It is recommended to always specify a walltime limit for your jobs using the -t or --time parameters. If you don’t set a limit, a default value that is different for each partition is chosen. You can display the default and maximum time limit for a given partition by running:

$ scontrol show partition standard96
[...]
   DefaultTime=2-00:00:00 DisableRootJobs=NO ExclusiveUser=NO ExclusiveTopo=NO GraceTime=300 Hidden=NO
   MaxNodes=256 MaxTime=2-00:00:00 MinNodes=1 LLN=NO MaxCPUsPerNode=UNLIMITED MaxCPUsPerSocket=UNLIMITED

In this example, the default as well as maximum time is 2 days. As a rule of thumb, the shorter your job’s requested runtime, the easier it is to schedule and the less waiting time you will have in the queue (if the partition does not have idle nodes). As it can be difficult or impossible to predict how long a given workload will actually take to compute, you should always add a bit of a buffer so your job does not end up being killed prematurely, but it is beneficial to request a walltime close to the actual time your jobs will take to complete. For more information and how to increase priority for short jobs or get access to longer walltimes, see Job runtimes and QoS.

Using the Shared Nodes

We provide various partitions in shared mode, so that multiple smaller jobs can run on a single node at the same time. You can request a number of CPUs, GPUs and memory and should take care that you don’t block other users by reserving too much of one resource. For example, when you need all or most of the memory one node offers, but just a few CPU cores, the other cores become effectively unusable for other people. In those cases, please either use an exclusive (non-shared) partition, or request all resources a single node offers (and of course if possible, try to utilize all of them).

The maximum walltime on the shared partitions is 2 days.

This is an example for a job script using 10 cores. As this is not an MPI job, srun/mpirun is not needed.

**Dataset**:

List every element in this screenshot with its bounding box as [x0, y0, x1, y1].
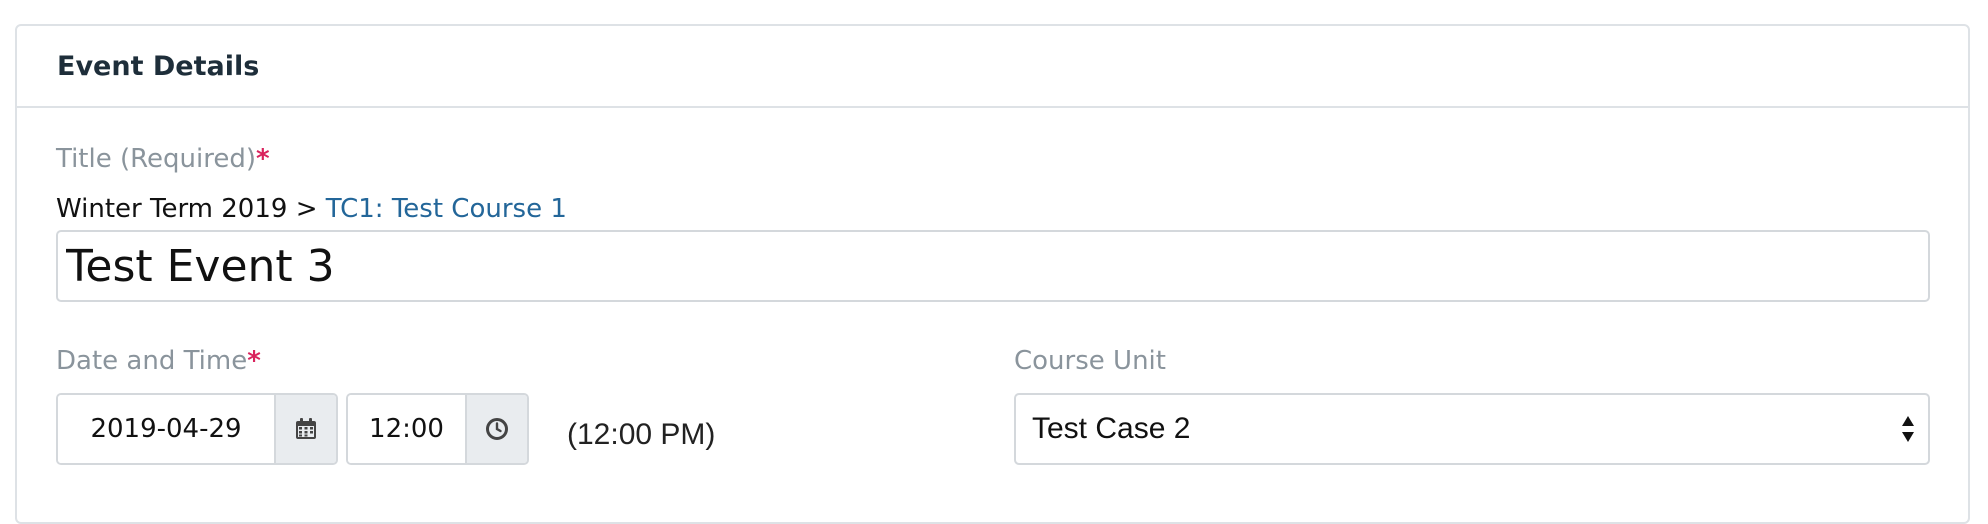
- calendar-icon: [296, 418, 316, 439]
- select-arrows-icon: [1888, 414, 1928, 444]
- panel-title: Event Details: [57, 50, 260, 82]
- date-input-group: 2019-04-29: [56, 393, 338, 465]
- course-unit-label: Course Unit: [1014, 346, 1166, 376]
- title-input[interactable]: [56, 230, 1930, 302]
- time-picker-button[interactable]: [465, 395, 527, 463]
- date-time-required-mark: *: [247, 346, 261, 376]
- title-label-text: Title (Required): [56, 144, 256, 174]
- breadcrumb-course-link[interactable]: TC1: Test Course 1: [326, 194, 567, 224]
- time-readout: (12:00 PM): [567, 418, 716, 451]
- breadcrumb-term: Winter Term 2019 >: [56, 194, 326, 224]
- panel-header: Event Details: [17, 26, 1968, 108]
- date-time-label: Date and Time*: [56, 346, 261, 376]
- clock-icon: [486, 418, 508, 440]
- title-label: Title (Required)*: [56, 144, 270, 174]
- title-required-mark: *: [256, 144, 270, 174]
- breadcrumb: Winter Term 2019 > TC1: Test Course 1: [56, 194, 567, 224]
- time-input[interactable]: 12:00: [348, 395, 465, 463]
- date-picker-button[interactable]: [274, 395, 336, 463]
- date-input[interactable]: 2019-04-29: [58, 395, 274, 463]
- date-time-label-text: Date and Time: [56, 346, 248, 376]
- course-unit-select[interactable]: Test Case 2: [1014, 393, 1930, 465]
- course-unit-selected: Test Case 2: [1032, 412, 1191, 445]
- time-input-group: 12:00: [346, 393, 529, 465]
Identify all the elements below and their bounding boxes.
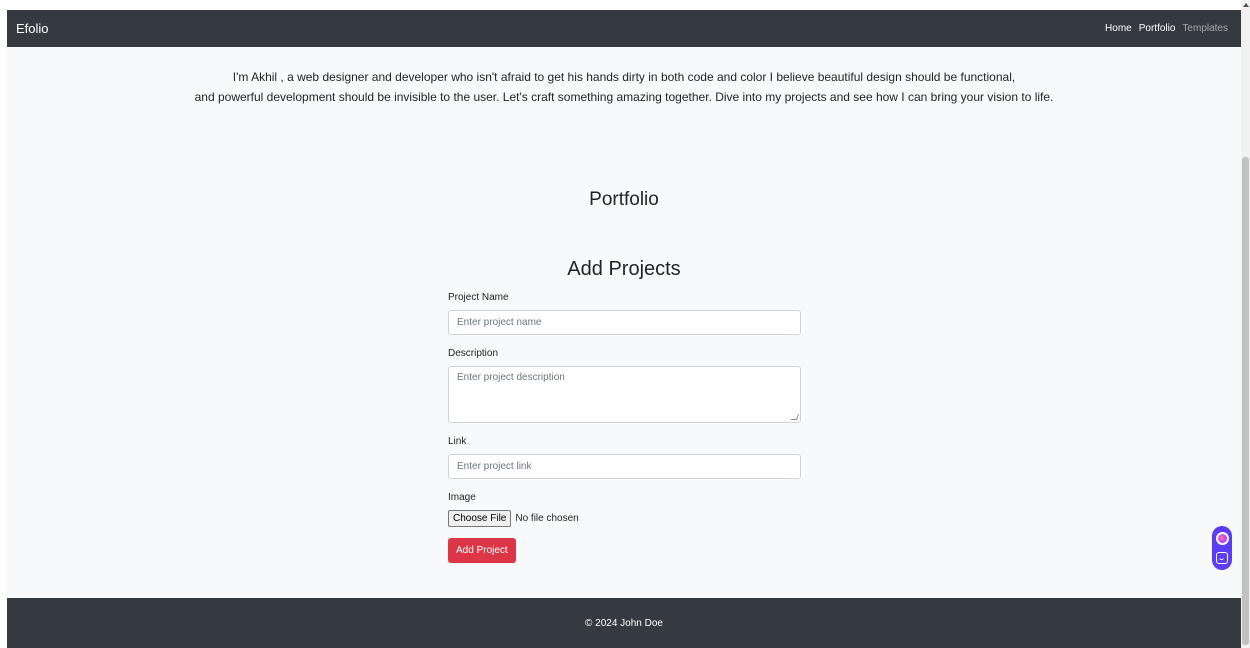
portfolio-heading: Portfolio bbox=[589, 189, 659, 210]
link-placeholder: Enter project link bbox=[457, 461, 532, 472]
add-project-button[interactable]: Add Project bbox=[448, 538, 516, 563]
assistant-orb-icon[interactable] bbox=[1215, 532, 1229, 546]
nav-link-templates[interactable]: Templates bbox=[1182, 23, 1228, 34]
page-viewport: Efolio Home Portfolio Templates I'm Akhi… bbox=[7, 10, 1241, 648]
link-label: Link bbox=[448, 436, 467, 447]
choose-file-button[interactable]: Choose File bbox=[448, 510, 512, 527]
image-file-input: Choose File No file chosen bbox=[448, 510, 801, 527]
intro-line-1: I'm Akhil , a web designer and developer… bbox=[232, 70, 1016, 84]
navbar: Efolio Home Portfolio Templates bbox=[7, 10, 1241, 47]
link-input[interactable]: Enter project link bbox=[448, 454, 801, 479]
description-label: Description bbox=[448, 348, 499, 359]
intro-line-2: and powerful development should be invis… bbox=[194, 90, 1054, 104]
description-placeholder: Enter project description bbox=[457, 372, 565, 383]
footer: © 2024 John Doe bbox=[7, 598, 1241, 648]
nav-link-home[interactable]: Home bbox=[1105, 23, 1132, 34]
nav-links: Home Portfolio Templates bbox=[1105, 23, 1228, 34]
scrollbar-thumb[interactable] bbox=[1242, 157, 1249, 645]
resize-handle-icon[interactable] bbox=[790, 414, 800, 420]
image-label: Image bbox=[448, 492, 476, 503]
add-projects-title: Add Projects bbox=[567, 258, 681, 280]
project-name-input[interactable]: Enter project name bbox=[448, 310, 801, 335]
project-name-placeholder: Enter project name bbox=[457, 317, 542, 328]
footer-copyright: © 2024 John Doe bbox=[585, 617, 663, 629]
project-name-label: Project Name bbox=[448, 292, 509, 303]
intro-text: I'm Akhil , a web designer and developer… bbox=[7, 67, 1241, 107]
floating-assistant-widget[interactable] bbox=[1212, 526, 1232, 570]
vertical-scrollbar[interactable] bbox=[1241, 0, 1250, 648]
assistant-chat-icon[interactable] bbox=[1216, 551, 1228, 564]
brand-logo[interactable]: Efolio bbox=[16, 21, 49, 36]
file-status: No file chosen bbox=[515, 513, 579, 524]
scroll-up-arrow-icon[interactable] bbox=[1243, 3, 1249, 7]
nav-link-portfolio[interactable]: Portfolio bbox=[1139, 23, 1176, 34]
add-project-form: Project Name Enter project name Descript… bbox=[448, 292, 801, 563]
description-textarea[interactable]: Enter project description bbox=[448, 366, 801, 423]
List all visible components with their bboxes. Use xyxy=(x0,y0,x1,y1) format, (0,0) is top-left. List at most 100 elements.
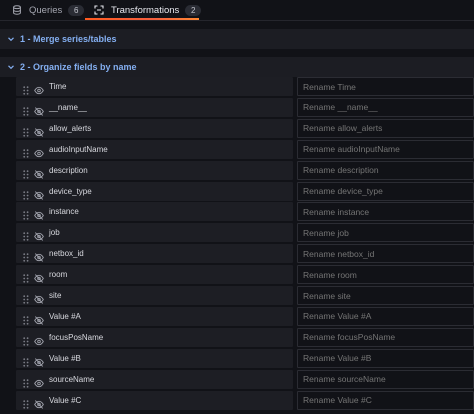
eye-icon[interactable] xyxy=(34,82,44,95)
field-item: Time xyxy=(16,77,293,96)
drag-handle-icon[interactable] xyxy=(23,82,29,95)
drag-handle-icon[interactable] xyxy=(23,249,29,262)
transformation-title: 1 - Merge series/tables xyxy=(20,34,117,44)
field-name: audioInputName xyxy=(49,144,108,154)
eye-slash-icon[interactable] xyxy=(34,354,44,367)
field-item: focusPosName xyxy=(16,327,293,347)
rename-input[interactable] xyxy=(297,244,474,264)
field-item: device_type xyxy=(16,181,293,201)
transformation-header-organize[interactable]: 2 - Organize fields by name xyxy=(0,57,474,77)
rename-input[interactable] xyxy=(297,139,474,159)
field-item: allow_alerts xyxy=(16,118,293,138)
rename-input[interactable] xyxy=(297,327,474,347)
field-item: Value #B xyxy=(16,348,293,368)
rename-input[interactable] xyxy=(297,97,474,117)
field-row: device_type xyxy=(16,181,474,201)
transform-icon xyxy=(94,5,104,15)
eye-slash-icon[interactable] xyxy=(34,207,44,221)
drag-handle-icon[interactable] xyxy=(23,228,29,241)
drag-handle-icon[interactable] xyxy=(23,375,29,388)
drag-handle-icon[interactable] xyxy=(23,396,29,409)
field-name: sourceName xyxy=(49,374,95,384)
field-item: sourceName xyxy=(16,369,293,389)
field-row: Time xyxy=(16,77,474,96)
field-row: audioInputName xyxy=(16,139,474,159)
eye-slash-icon[interactable] xyxy=(34,166,44,179)
eye-slash-icon[interactable] xyxy=(34,124,44,137)
eye-icon[interactable] xyxy=(34,145,44,157)
field-row: job xyxy=(16,223,474,243)
field-item: Value #C xyxy=(16,390,293,410)
field-item: audioInputName xyxy=(16,139,293,159)
field-name: description xyxy=(49,165,88,175)
field-item: __name__ xyxy=(16,97,293,117)
field-name: Value #B xyxy=(49,353,81,363)
rename-input[interactable] xyxy=(297,223,474,243)
field-name: Value #C xyxy=(49,395,82,405)
drag-handle-icon[interactable] xyxy=(23,124,29,137)
rename-input[interactable] xyxy=(297,77,474,96)
transformation-title: 2 - Organize fields by name xyxy=(20,62,137,72)
field-row: netbox_id xyxy=(16,244,474,264)
eye-slash-icon[interactable] xyxy=(34,249,44,262)
drag-handle-icon[interactable] xyxy=(23,207,29,221)
transformation-header-merge[interactable]: 1 - Merge series/tables xyxy=(0,29,474,49)
count-badge: 6 xyxy=(68,4,85,16)
field-name: focusPosName xyxy=(49,332,104,342)
tab-transformations[interactable]: Transformations 2 xyxy=(94,2,202,18)
eye-icon[interactable] xyxy=(34,333,44,345)
field-item: room xyxy=(16,265,293,285)
drag-handle-icon[interactable] xyxy=(23,145,29,158)
drag-handle-icon[interactable] xyxy=(23,312,29,325)
rename-input[interactable] xyxy=(297,306,474,326)
rename-input[interactable] xyxy=(297,286,474,305)
field-name: room xyxy=(49,270,68,280)
tab-label: Transformations xyxy=(111,4,180,16)
drag-handle-icon[interactable] xyxy=(23,270,29,283)
eye-slash-icon[interactable] xyxy=(34,270,44,283)
field-item: instance xyxy=(16,202,293,222)
field-name: job xyxy=(49,228,60,238)
field-row: allow_alerts xyxy=(16,118,474,138)
field-item: description xyxy=(16,160,293,180)
rename-input[interactable] xyxy=(297,265,474,285)
drag-handle-icon[interactable] xyxy=(23,166,29,179)
field-row: description xyxy=(16,160,474,180)
eye-slash-icon[interactable] xyxy=(34,103,44,116)
field-name: __name__ xyxy=(49,102,87,112)
active-tab-indicator xyxy=(85,18,199,20)
rename-input[interactable] xyxy=(297,181,474,201)
rename-input[interactable] xyxy=(297,118,474,138)
eye-slash-icon[interactable] xyxy=(34,228,44,242)
rename-input[interactable] xyxy=(297,369,474,389)
field-row: room xyxy=(16,265,474,285)
drag-handle-icon[interactable] xyxy=(23,333,29,346)
field-row: sourceName xyxy=(16,369,474,389)
eye-slash-icon[interactable] xyxy=(34,396,44,409)
rename-input[interactable] xyxy=(297,202,474,222)
rename-input[interactable] xyxy=(297,160,474,180)
database-icon xyxy=(12,5,22,15)
drag-handle-icon[interactable] xyxy=(23,354,29,367)
field-row: Value #C xyxy=(16,390,474,410)
eye-slash-icon[interactable] xyxy=(34,187,44,200)
field-name: device_type xyxy=(49,186,92,196)
field-row: __name__ xyxy=(16,97,474,117)
eye-icon[interactable] xyxy=(34,375,44,387)
field-name: Value #A xyxy=(49,311,81,321)
field-item: site xyxy=(16,286,293,305)
tab-queries[interactable]: Queries 6 xyxy=(12,2,85,18)
eye-slash-icon[interactable] xyxy=(34,312,44,325)
drag-handle-icon[interactable] xyxy=(23,291,29,304)
field-row: site xyxy=(16,286,474,305)
rename-input[interactable] xyxy=(297,390,474,410)
field-item: netbox_id xyxy=(16,244,293,264)
tab-label: Queries xyxy=(29,4,63,16)
rename-input[interactable] xyxy=(297,348,474,368)
tab-bar: Queries 6 Transformations 2 xyxy=(0,0,474,21)
drag-handle-icon[interactable] xyxy=(23,103,29,116)
field-row: focusPosName xyxy=(16,327,474,347)
drag-handle-icon[interactable] xyxy=(23,187,29,200)
field-item: Value #A xyxy=(16,306,293,326)
eye-slash-icon[interactable] xyxy=(34,291,44,304)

**Work to do**:
1. For each statement below, decide whether it agrees with the walltime and shared nodes text. Answer yes or no and quote the deciding words. (a) If no time limit is set, every partition applies the same default value. (b) A job with a shorter requested runtime is easier to schedule. (c) The maximum walltime on the shared partitions is 5 days.
2. Write what follows the final sentence of the walltime and shared nodes text.

**Results in order**:
1.
(a) No: "a default value that is different for each partition is chosen"
(b) Yes: "the shorter your job’s requested runtime, the easier it is to schedule"
(c) No: "The maximum walltime on the shared partitions is 2 days."

2.
#!/bin/bash
#SBATCH -p large96:shared
#SBATCH -t 1-0 #one day
#SBATCH -n 10
#SBATCH -N 1

module load python
python postprocessing.py

This job’s memory usage should not exceed 10 * 4096 MiB = 40 GiB. 4096 is the default memory per CPU for the large96:shared partition, you can see this value (which is different for each partition) by running:

$ scontrol show partition large96:shared
[...]
   DefMemPerCPU=4096 MaxMemPerNode=UNLIMITED

Advanced Options

Slurm offers a lot of options for job allocation, process placement, job dependencies and arrays and much more. We cannot exhaustively cover all topics here. As mentioned at the top of the page, please consult the official documentation and the man pages for an in depth description of all parameters.

Job Arrays

Job arrays are the preferred way to submit many similar jobs, for instance, if you need to run the same program on several input files, or run it repeatedly with different settings or parameters. The behavior of your applications inside these jobs can be tied to Slurm environment variables, e.g. to tell the program which part of the array they should process. More information can be found here.

Internet Access within Jobs

It’s not recommended to use an internet connection on the compute nodes, but it is possible if required. Access can be enabled by specifying -C inet or --constraint=inet in your Slurm command line or in a batch script.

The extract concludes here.